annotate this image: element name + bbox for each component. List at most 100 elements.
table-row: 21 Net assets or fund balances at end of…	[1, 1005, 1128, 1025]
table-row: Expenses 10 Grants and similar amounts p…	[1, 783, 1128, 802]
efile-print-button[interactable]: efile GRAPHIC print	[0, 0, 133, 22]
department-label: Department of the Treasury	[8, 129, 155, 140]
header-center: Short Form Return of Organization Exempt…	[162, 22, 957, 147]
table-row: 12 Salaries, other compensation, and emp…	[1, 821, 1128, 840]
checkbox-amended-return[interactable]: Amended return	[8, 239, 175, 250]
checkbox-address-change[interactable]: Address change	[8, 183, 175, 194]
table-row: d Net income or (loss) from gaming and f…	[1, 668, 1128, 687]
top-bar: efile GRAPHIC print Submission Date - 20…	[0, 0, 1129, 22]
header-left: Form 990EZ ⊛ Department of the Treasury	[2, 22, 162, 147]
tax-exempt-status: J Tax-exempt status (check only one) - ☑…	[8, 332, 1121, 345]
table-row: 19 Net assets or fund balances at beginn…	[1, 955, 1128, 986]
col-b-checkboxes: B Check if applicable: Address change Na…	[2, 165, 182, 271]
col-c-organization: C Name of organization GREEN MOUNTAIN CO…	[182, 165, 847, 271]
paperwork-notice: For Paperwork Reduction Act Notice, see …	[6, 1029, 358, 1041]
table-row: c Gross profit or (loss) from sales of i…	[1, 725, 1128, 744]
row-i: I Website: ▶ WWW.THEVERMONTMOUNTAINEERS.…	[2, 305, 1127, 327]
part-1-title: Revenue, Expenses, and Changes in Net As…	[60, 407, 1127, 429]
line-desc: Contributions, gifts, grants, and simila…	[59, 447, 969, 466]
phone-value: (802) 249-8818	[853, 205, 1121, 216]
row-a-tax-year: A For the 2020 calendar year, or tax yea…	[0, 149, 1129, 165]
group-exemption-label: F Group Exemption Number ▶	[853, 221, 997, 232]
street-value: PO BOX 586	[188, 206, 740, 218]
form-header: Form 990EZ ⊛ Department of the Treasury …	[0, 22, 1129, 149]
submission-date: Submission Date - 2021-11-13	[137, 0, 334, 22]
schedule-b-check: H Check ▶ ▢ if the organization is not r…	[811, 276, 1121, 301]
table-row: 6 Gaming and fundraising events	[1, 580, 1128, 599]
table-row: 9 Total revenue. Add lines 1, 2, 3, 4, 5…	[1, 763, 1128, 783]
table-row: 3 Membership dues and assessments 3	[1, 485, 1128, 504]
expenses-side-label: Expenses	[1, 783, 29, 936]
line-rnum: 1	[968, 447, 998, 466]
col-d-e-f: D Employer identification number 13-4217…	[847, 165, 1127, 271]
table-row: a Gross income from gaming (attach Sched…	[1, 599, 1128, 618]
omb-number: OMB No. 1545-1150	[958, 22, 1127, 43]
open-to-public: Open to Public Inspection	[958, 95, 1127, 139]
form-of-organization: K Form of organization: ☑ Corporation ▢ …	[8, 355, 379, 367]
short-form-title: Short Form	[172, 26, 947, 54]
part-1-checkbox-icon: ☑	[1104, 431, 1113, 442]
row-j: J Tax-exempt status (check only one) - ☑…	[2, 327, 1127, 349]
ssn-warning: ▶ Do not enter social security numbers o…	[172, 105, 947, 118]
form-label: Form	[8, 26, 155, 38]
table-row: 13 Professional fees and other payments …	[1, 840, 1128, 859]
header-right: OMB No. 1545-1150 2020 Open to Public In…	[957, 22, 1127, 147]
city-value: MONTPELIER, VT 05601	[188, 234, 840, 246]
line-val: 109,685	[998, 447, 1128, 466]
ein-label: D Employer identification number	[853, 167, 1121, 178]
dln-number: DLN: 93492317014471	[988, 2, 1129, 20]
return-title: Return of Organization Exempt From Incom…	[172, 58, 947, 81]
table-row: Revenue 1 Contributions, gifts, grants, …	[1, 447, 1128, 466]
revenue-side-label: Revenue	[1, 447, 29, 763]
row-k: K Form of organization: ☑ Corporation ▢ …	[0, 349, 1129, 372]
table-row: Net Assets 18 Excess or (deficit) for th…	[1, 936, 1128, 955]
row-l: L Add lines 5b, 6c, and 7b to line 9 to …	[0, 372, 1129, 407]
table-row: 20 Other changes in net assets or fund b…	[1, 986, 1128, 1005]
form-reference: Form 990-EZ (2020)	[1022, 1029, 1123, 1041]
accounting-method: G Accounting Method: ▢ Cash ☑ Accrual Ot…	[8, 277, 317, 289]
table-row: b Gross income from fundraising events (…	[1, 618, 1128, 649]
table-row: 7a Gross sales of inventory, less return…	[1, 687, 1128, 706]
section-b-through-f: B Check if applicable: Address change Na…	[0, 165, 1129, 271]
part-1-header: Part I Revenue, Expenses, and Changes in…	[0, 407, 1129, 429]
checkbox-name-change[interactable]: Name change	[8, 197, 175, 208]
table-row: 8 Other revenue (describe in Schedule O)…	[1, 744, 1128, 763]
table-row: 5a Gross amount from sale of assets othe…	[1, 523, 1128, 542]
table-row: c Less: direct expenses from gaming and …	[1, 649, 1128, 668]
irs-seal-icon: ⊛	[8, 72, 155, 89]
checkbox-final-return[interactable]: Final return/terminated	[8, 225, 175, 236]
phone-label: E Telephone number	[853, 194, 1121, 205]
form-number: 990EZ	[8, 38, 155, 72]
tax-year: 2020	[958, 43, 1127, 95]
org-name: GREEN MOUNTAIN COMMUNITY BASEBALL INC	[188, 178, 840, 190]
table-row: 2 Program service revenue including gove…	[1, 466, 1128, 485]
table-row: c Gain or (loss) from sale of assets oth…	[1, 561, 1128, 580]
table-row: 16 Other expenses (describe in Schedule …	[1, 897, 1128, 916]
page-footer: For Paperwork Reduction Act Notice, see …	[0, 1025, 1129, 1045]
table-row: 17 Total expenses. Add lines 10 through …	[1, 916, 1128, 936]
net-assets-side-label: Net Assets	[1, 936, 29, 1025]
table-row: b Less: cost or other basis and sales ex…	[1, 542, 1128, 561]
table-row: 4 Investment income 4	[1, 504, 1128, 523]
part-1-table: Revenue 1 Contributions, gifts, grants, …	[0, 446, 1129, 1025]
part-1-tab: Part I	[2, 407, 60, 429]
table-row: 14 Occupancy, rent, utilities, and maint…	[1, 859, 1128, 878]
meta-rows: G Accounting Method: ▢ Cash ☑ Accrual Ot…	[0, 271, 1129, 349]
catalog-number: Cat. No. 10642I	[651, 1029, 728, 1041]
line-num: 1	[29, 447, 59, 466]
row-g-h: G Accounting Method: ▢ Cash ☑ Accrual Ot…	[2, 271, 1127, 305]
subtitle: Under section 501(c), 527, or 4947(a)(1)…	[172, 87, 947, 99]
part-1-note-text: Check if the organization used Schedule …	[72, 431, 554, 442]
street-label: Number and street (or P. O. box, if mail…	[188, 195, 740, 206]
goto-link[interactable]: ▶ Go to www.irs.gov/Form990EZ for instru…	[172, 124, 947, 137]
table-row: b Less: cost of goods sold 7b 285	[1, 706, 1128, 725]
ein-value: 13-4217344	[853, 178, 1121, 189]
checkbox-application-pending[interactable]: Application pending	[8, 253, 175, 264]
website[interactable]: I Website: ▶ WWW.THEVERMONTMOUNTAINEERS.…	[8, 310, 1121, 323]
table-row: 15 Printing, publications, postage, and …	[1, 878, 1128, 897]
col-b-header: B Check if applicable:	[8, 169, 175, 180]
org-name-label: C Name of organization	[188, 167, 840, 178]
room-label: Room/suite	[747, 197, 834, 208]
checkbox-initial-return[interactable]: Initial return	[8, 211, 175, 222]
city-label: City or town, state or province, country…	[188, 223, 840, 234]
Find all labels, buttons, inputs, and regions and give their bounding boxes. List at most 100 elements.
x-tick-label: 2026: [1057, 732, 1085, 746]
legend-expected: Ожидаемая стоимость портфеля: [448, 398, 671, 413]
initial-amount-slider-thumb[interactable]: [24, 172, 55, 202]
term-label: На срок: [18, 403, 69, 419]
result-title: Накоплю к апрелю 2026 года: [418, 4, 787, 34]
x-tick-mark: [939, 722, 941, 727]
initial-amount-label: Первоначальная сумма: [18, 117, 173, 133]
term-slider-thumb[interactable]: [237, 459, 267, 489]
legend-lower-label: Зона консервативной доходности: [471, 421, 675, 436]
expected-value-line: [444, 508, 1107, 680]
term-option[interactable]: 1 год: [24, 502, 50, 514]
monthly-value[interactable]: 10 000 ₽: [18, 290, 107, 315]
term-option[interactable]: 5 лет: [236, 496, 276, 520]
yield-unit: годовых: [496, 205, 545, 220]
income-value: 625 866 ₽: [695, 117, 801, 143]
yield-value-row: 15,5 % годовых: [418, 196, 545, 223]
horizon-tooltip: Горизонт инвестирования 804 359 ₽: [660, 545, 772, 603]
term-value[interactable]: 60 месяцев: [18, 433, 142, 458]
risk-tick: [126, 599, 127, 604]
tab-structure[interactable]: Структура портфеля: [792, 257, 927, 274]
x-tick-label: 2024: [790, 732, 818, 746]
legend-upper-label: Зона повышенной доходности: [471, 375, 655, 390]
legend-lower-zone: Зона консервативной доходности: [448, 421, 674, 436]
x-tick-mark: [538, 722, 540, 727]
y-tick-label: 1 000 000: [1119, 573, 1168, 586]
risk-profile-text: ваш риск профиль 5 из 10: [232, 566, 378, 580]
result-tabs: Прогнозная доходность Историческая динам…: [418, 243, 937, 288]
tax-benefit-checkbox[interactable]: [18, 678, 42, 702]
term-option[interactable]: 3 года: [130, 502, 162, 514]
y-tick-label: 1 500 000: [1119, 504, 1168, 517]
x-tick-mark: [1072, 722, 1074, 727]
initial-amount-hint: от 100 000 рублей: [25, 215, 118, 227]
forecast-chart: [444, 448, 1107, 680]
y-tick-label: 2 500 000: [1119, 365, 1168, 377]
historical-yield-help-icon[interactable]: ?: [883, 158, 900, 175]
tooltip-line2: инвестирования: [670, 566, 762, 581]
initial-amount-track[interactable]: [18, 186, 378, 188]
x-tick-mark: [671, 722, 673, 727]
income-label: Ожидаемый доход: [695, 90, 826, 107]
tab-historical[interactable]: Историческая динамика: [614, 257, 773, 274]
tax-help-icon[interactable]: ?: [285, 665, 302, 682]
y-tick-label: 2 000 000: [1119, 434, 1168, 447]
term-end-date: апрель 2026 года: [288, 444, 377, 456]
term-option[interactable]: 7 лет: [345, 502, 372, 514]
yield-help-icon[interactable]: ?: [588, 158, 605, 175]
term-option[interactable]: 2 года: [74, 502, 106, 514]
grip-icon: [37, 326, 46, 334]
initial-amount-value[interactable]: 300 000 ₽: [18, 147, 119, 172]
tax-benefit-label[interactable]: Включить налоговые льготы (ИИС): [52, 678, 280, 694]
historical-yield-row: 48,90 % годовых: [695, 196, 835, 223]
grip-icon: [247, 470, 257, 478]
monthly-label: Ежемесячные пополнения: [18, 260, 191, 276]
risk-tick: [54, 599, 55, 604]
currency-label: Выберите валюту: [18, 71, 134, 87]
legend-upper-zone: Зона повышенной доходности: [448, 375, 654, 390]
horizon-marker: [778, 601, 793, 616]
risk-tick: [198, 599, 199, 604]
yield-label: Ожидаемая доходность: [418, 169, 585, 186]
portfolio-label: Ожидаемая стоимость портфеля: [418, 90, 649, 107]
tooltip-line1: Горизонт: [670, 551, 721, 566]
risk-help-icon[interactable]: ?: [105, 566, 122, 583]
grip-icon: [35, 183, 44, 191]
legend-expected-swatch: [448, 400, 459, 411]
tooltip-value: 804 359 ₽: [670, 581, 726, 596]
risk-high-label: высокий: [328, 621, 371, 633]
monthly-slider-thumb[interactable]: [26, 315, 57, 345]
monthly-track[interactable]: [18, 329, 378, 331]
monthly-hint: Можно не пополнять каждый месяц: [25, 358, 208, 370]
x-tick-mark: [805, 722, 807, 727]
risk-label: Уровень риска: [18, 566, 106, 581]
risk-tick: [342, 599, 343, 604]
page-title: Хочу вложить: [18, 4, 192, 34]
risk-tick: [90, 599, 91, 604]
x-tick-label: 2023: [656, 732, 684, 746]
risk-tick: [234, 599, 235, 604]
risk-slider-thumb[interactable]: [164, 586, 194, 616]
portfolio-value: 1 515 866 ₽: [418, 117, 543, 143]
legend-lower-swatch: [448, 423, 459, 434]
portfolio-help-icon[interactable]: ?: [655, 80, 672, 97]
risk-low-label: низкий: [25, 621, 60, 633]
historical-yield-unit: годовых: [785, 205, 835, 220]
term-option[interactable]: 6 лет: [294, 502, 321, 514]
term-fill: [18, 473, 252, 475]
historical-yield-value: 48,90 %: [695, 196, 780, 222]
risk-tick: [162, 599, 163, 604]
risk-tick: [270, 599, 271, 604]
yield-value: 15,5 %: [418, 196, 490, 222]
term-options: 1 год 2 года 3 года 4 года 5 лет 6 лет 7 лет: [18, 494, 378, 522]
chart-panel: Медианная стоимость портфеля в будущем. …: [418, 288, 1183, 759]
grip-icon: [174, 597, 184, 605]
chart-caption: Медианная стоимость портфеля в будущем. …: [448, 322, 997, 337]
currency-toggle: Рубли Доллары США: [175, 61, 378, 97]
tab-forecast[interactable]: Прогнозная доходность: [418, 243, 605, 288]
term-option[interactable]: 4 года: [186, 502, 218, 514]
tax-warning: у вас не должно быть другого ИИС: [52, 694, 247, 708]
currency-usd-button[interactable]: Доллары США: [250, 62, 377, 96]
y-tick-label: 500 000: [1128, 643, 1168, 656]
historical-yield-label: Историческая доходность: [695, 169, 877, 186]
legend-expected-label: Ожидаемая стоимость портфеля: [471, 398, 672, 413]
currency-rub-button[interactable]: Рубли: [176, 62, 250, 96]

● AIM
Copy the records word for word, from their first line through the line containing "783, 29, 936]", with both of those lines included.

● THE RESPONSE
annotate this image: element name + bbox for each component. List at most 100 elements.
table-row: 21 Net assets or fund balances at end of…	[1, 1005, 1128, 1025]
table-row: Expenses 10 Grants and similar amounts p…	[1, 783, 1128, 802]
efile-print-button[interactable]: efile GRAPHIC print	[0, 0, 133, 22]
department-label: Department of the Treasury	[8, 129, 155, 140]
header-center: Short Form Return of Organization Exempt…	[162, 22, 957, 147]
table-row: 12 Salaries, other compensation, and emp…	[1, 821, 1128, 840]
checkbox-amended-return[interactable]: Amended return	[8, 239, 175, 250]
checkbox-address-change[interactable]: Address change	[8, 183, 175, 194]
table-row: d Net income or (loss) from gaming and f…	[1, 668, 1128, 687]
top-bar: efile GRAPHIC print Submission Date - 20…	[0, 0, 1129, 22]
header-left: Form 990EZ ⊛ Department of the Treasury	[2, 22, 162, 147]
tax-exempt-status: J Tax-exempt status (check only one) - ☑…	[8, 332, 1121, 345]
table-row: 19 Net assets or fund balances at beginn…	[1, 955, 1128, 986]
col-b-checkboxes: B Check if applicable: Address change Na…	[2, 165, 182, 271]
col-c-organization: C Name of organization GREEN MOUNTAIN CO…	[182, 165, 847, 271]
paperwork-notice: For Paperwork Reduction Act Notice, see …	[6, 1029, 358, 1041]
table-row: c Gross profit or (loss) from sales of i…	[1, 725, 1128, 744]
row-i: I Website: ▶ WWW.THEVERMONTMOUNTAINEERS.…	[2, 305, 1127, 327]
part-1-title: Revenue, Expenses, and Changes in Net As…	[60, 407, 1127, 429]
line-desc: Contributions, gifts, grants, and simila…	[59, 447, 969, 466]
phone-value: (802) 249-8818	[853, 205, 1121, 216]
row-a-tax-year: A For the 2020 calendar year, or tax yea…	[0, 149, 1129, 165]
group-exemption-label: F Group Exemption Number ▶	[853, 221, 997, 232]
street-value: PO BOX 586	[188, 206, 740, 218]
form-header: Form 990EZ ⊛ Department of the Treasury …	[0, 22, 1129, 149]
submission-date: Submission Date - 2021-11-13	[137, 0, 334, 22]
schedule-b-check: H Check ▶ ▢ if the organization is not r…	[811, 276, 1121, 301]
table-row: 6 Gaming and fundraising events	[1, 580, 1128, 599]
table-row: 9 Total revenue. Add lines 1, 2, 3, 4, 5…	[1, 763, 1128, 783]
table-row: 3 Membership dues and assessments 3	[1, 485, 1128, 504]
expenses-side-label: Expenses	[1, 783, 29, 936]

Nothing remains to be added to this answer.